Task directions:
Give back the full listing verbatim, apart from its images.

--- --- ---

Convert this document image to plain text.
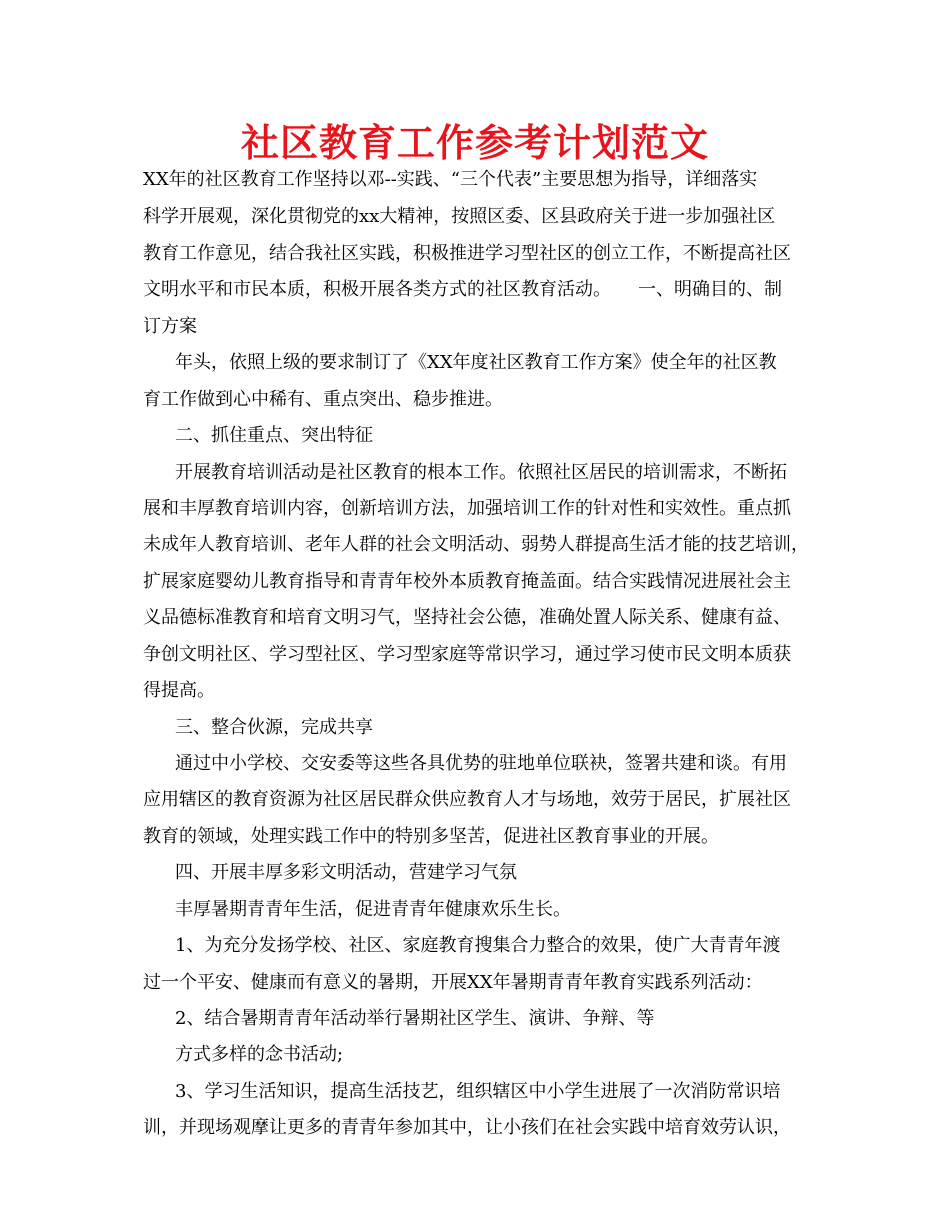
社区教育工作参考计划范文

XX年的社区教育工作坚持以邓--实践、“三个代表”主要思想为指导，详细落实

科学开展观，深化贯彻党的xx大精神，按照区委、区县政府关于进一步加强社区

教育工作意见，结合我社区实践，积极推进学习型社区的创立工作，不断提高社区

文明水平和市民本质，积极开展各类方式的社区教育活动。　　一、明确目的、制

订方案

年头，依照上级的要求制订了《XX年度社区教育工作方案》使全年的社区教

育工作做到心中稀有、重点突出、稳步推进。

二、抓住重点、突出特征

开展教育培训活动是社区教育的根本工作。依照社区居民的培训需求，不断拓

展和丰厚教育培训内容，创新培训方法，加强培训工作的针对性和实效性。重点抓

未成年人教育培训、老年人群的社会文明活动、弱势人群提高生活才能的技艺培训，

扩展家庭婴幼儿教育指导和青青年校外本质教育掩盖面。结合实践情况进展社会主

义品德标准教育和培育文明习气，坚持社会公德，准确处置人际关系、健康有益、

争创文明社区、学习型社区、学习型家庭等常识学习，通过学习使市民文明本质获

得提高。

三、整合伙源，完成共享

通过中小学校、交安委等这些各具优势的驻地单位联袂，签署共建和谈。有用

应用辖区的教育资源为社区居民群众供应教育人才与场地，效劳于居民，扩展社区

教育的领域，处理实践工作中的特别多坚苦，促进社区教育事业的开展。

四、开展丰厚多彩文明活动，营建学习气氛

丰厚暑期青青年生活，促进青青年健康欢乐生长。

1、为充分发扬学校、社区、家庭教育搜集合力整合的效果，使广大青青年渡

过一个平安、健康而有意义的暑期，开展XX年暑期青青年教育实践系列活动：

2、结合暑期青青年活动举行暑期社区学生、演讲、争辩、等

方式多样的念书活动;

3、学习生活知识，提高生活技艺，组织辖区中小学生进展了一次消防常识培

训，并现场观摩让更多的青青年参加其中，让小孩们在社会实践中培育效劳认识，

--- --- ---

Worked solution:
Convert this document image to plain text.
社区教育工作参考计划范文

XX年的社区教育工作坚持以邓--实践、“三个代表”主要思想为指导，详细落实

科学开展观，深化贯彻党的xx大精神，按照区委、区县政府关于进一步加强社区

教育工作意见，结合我社区实践，积极推进学习型社区的创立工作，不断提高社区

文明水平和市民本质，积极开展各类方式的社区教育活动。　　一、明确目的、制

订方案

年头，依照上级的要求制订了《XX年度社区教育工作方案》使全年的社区教

育工作做到心中稀有、重点突出、稳步推进。

二、抓住重点、突出特征

开展教育培训活动是社区教育的根本工作。依照社区居民的培训需求，不断拓

展和丰厚教育培训内容，创新培训方法，加强培训工作的针对性和实效性。重点抓

未成年人教育培训、老年人群的社会文明活动、弱势人群提高生活才能的技艺培训，

扩展家庭婴幼儿教育指导和青青年校外本质教育掩盖面。结合实践情况进展社会主

义品德标准教育和培育文明习气，坚持社会公德，准确处置人际关系、健康有益、

争创文明社区、学习型社区、学习型家庭等常识学习，通过学习使市民文明本质获

得提高。

三、整合伙源，完成共享

通过中小学校、交安委等这些各具优势的驻地单位联袂，签署共建和谈。有用

应用辖区的教育资源为社区居民群众供应教育人才与场地，效劳于居民，扩展社区

教育的领域，处理实践工作中的特别多坚苦，促进社区教育事业的开展。

四、开展丰厚多彩文明活动，营建学习气氛

丰厚暑期青青年生活，促进青青年健康欢乐生长。

1、为充分发扬学校、社区、家庭教育搜集合力整合的效果，使广大青青年渡

过一个平安、健康而有意义的暑期，开展XX年暑期青青年教育实践系列活动：

2、结合暑期青青年活动举行暑期社区学生、演讲、争辩、等

方式多样的念书活动;

3、学习生活知识，提高生活技艺，组织辖区中小学生进展了一次消防常识培

训，并现场观摩让更多的青青年参加其中，让小孩们在社会实践中培育效劳认识，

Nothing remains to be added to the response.